• **TASK DIRECTIONS**
Where a line of the listing below includes the word "this", reproduce that line.

(Data entries)

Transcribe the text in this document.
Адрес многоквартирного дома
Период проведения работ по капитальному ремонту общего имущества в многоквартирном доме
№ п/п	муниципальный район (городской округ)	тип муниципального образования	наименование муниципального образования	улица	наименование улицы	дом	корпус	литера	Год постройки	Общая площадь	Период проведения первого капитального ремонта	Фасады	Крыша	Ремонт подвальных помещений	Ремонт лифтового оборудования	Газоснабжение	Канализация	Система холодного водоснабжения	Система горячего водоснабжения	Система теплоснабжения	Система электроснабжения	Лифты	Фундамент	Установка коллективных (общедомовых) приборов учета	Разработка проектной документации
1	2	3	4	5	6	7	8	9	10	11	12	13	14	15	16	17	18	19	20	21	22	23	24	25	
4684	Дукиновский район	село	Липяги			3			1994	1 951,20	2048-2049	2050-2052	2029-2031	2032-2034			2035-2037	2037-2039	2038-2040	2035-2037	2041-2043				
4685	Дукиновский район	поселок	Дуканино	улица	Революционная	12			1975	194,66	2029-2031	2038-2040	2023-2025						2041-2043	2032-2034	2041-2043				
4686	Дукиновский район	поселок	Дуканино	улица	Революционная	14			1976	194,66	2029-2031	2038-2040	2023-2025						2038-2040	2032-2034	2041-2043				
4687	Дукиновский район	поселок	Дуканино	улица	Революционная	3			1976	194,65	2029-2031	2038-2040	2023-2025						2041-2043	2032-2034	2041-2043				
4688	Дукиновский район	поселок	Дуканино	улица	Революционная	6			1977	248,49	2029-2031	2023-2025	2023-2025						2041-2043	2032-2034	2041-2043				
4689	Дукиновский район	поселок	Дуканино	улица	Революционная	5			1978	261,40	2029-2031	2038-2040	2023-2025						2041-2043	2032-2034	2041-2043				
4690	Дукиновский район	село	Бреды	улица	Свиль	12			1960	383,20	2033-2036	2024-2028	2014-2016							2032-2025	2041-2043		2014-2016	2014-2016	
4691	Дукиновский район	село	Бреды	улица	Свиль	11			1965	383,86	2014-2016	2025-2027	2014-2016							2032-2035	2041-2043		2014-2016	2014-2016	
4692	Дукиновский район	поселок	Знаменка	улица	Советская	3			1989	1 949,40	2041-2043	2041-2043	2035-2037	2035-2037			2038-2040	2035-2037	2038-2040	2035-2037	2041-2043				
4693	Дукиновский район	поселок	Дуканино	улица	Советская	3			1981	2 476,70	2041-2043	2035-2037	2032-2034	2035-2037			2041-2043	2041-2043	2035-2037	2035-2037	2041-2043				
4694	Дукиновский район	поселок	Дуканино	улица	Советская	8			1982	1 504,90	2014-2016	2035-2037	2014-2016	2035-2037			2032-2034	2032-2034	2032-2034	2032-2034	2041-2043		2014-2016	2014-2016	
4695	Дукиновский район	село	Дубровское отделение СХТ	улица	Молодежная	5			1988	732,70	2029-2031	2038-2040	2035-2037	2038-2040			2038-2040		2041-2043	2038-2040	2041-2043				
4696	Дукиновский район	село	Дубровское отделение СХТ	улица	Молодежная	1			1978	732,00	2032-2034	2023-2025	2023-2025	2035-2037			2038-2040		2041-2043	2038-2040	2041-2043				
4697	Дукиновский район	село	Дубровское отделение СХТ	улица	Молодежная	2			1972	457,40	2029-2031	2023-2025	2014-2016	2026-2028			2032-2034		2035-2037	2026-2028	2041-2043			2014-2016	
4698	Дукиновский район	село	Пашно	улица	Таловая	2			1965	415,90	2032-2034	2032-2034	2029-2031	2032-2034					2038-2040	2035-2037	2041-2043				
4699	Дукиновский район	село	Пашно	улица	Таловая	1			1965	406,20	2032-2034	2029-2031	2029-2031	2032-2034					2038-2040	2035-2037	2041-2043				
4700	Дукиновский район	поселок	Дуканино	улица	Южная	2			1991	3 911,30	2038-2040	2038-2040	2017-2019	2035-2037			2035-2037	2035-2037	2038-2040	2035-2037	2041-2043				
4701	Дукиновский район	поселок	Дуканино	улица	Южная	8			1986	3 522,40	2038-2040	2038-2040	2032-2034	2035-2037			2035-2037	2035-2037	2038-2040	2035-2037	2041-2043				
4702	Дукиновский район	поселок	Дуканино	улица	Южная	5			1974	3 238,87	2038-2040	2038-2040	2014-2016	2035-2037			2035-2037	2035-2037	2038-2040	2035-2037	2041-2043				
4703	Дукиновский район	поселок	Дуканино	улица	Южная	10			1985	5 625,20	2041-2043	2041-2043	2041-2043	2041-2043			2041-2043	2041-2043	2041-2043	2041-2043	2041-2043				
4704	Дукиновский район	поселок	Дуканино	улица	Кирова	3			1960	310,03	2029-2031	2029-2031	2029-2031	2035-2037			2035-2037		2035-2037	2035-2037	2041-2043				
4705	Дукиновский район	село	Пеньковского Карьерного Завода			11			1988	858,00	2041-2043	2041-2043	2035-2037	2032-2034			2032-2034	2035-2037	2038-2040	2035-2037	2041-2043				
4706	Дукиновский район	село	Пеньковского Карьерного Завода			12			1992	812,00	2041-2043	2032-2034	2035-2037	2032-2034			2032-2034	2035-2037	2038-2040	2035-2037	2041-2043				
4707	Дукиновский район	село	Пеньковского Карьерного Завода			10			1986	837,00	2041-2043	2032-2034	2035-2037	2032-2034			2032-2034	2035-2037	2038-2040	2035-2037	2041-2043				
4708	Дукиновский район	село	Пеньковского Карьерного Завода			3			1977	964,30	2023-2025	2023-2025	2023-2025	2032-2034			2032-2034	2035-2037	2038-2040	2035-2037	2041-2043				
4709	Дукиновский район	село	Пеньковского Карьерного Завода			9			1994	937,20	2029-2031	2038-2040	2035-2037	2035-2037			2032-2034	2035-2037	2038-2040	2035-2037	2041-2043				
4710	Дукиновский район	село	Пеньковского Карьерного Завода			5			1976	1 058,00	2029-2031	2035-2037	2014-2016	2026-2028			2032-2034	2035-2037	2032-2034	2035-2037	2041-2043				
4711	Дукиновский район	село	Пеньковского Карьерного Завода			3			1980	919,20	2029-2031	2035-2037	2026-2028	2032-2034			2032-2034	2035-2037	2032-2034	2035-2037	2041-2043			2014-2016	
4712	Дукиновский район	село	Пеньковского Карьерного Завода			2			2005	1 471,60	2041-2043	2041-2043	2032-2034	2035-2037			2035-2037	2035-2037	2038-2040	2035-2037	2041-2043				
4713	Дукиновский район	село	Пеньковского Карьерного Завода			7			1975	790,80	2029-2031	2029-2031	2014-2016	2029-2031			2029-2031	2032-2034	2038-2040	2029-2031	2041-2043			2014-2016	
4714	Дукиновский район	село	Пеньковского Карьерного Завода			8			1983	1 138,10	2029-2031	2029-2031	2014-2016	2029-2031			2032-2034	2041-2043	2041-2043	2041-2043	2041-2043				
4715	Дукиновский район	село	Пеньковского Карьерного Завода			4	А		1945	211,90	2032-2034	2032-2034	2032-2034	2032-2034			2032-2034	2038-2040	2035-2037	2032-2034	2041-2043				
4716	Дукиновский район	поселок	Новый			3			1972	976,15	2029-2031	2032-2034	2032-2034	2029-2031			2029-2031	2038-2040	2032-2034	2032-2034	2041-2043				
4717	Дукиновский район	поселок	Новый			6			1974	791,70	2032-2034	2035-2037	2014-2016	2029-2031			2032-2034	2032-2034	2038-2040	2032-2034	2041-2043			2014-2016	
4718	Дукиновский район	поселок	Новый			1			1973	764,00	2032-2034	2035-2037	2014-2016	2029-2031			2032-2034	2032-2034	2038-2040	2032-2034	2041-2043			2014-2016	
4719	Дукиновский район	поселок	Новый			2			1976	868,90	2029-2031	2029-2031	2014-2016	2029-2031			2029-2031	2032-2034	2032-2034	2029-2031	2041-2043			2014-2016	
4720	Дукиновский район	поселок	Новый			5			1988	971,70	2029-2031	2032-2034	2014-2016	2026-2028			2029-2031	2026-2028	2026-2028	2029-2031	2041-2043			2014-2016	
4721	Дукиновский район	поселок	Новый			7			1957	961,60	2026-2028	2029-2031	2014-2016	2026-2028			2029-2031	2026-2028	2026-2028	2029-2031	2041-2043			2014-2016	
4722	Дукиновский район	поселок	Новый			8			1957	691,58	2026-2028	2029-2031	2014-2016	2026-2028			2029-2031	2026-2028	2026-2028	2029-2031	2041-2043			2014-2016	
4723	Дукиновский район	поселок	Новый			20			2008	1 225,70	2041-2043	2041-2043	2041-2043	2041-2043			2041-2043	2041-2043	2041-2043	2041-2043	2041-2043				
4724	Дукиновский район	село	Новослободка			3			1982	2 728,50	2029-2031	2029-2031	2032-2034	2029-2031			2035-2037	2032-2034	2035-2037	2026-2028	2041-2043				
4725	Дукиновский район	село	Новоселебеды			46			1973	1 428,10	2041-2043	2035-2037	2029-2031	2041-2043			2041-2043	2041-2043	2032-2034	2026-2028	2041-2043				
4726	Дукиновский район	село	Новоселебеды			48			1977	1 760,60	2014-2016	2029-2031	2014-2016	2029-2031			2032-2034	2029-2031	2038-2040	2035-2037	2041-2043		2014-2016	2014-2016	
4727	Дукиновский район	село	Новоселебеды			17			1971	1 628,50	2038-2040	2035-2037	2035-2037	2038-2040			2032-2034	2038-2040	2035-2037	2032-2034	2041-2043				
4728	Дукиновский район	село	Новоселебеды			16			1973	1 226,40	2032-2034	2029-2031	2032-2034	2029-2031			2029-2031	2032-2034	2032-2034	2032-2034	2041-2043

==

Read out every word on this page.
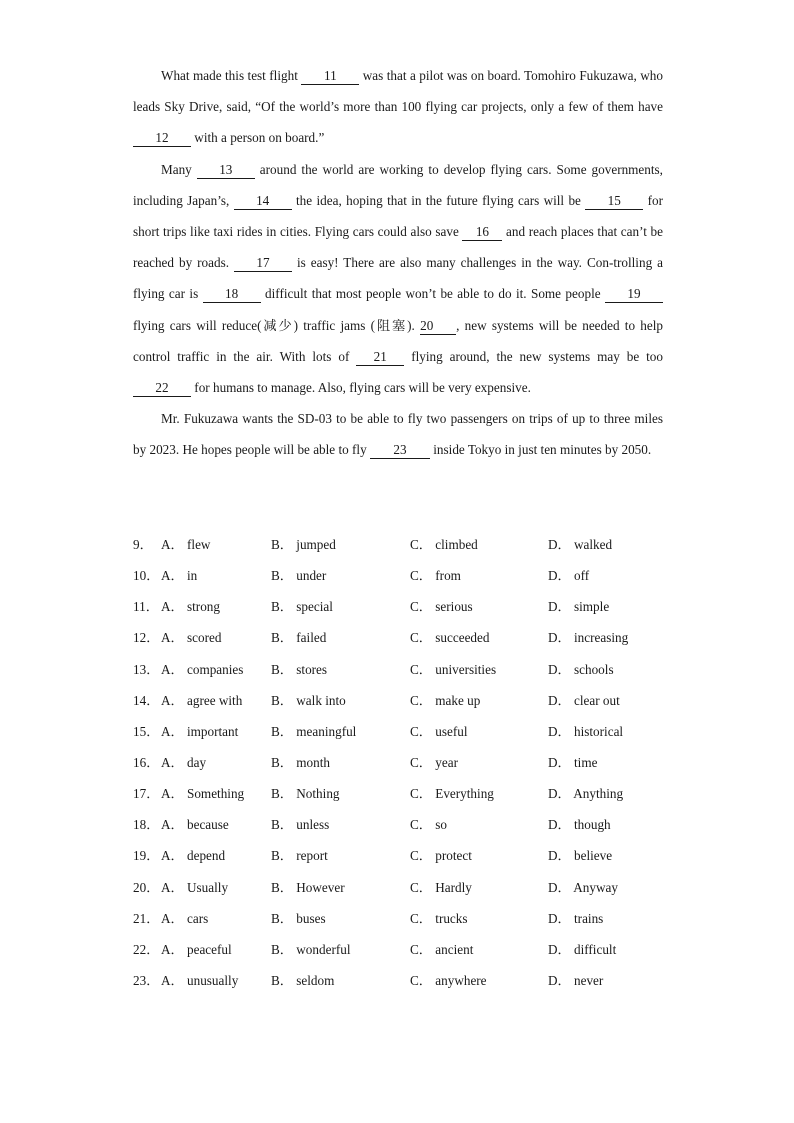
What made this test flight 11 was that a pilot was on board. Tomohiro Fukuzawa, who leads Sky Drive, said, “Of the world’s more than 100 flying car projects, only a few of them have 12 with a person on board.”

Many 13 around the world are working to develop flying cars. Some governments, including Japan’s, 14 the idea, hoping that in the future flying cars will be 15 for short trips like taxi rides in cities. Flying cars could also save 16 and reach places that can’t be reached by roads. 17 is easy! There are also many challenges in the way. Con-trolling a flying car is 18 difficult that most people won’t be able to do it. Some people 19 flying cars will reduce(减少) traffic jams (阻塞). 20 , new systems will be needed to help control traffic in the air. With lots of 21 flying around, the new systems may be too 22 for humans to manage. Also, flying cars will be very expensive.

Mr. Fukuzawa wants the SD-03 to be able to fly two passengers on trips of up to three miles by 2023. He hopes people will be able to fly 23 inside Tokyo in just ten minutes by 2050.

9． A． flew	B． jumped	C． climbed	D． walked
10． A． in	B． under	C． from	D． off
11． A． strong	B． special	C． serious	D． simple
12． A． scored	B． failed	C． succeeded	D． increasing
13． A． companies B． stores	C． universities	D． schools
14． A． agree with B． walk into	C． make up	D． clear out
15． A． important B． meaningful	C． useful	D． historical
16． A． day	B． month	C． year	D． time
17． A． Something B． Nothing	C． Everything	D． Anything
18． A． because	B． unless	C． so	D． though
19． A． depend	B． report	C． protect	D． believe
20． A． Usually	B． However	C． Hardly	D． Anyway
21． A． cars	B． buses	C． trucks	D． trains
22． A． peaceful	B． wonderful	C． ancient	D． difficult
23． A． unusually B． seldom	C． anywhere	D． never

• **SOLVED PROBLEM**
Transcribe the text in this document.
Read out every word on this page.
What made this test flight 11 was that a pilot was on board. Tomohiro Fukuzawa, who leads Sky Drive, said, “Of the world’s more than 100 flying car projects, only a few of them have 12 with a person on board.”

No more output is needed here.